**SHORT TASK**
Scan the records below for lines with the word "this", then state how many you find and nothing else.

**EXERCISE MATERIAL**
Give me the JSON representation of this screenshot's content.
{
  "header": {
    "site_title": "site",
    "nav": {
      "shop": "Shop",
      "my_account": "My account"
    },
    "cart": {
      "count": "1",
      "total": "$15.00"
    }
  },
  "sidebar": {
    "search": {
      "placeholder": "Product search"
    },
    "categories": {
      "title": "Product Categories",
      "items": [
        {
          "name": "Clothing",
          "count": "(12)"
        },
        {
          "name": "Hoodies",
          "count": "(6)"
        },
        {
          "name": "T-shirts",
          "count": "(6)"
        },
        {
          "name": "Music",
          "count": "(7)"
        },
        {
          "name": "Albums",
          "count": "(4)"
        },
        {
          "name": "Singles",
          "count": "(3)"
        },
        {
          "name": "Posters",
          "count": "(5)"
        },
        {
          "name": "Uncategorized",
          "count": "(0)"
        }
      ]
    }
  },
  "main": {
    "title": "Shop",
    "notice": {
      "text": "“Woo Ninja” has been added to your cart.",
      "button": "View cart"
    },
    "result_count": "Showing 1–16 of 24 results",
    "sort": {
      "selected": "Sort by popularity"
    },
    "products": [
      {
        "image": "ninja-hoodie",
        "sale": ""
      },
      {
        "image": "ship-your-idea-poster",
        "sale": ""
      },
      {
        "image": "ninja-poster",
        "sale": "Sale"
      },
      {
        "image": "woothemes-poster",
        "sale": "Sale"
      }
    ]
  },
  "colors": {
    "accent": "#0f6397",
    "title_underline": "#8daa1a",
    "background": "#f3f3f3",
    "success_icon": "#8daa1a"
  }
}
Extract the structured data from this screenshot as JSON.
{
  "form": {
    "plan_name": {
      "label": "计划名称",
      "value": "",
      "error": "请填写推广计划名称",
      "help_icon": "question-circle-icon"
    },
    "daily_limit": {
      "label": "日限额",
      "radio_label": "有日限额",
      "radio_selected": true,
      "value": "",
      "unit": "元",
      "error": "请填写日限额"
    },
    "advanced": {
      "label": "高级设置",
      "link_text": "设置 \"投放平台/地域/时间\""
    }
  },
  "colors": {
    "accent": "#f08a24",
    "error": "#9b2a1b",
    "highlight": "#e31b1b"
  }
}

**FINAL ANSWER**
2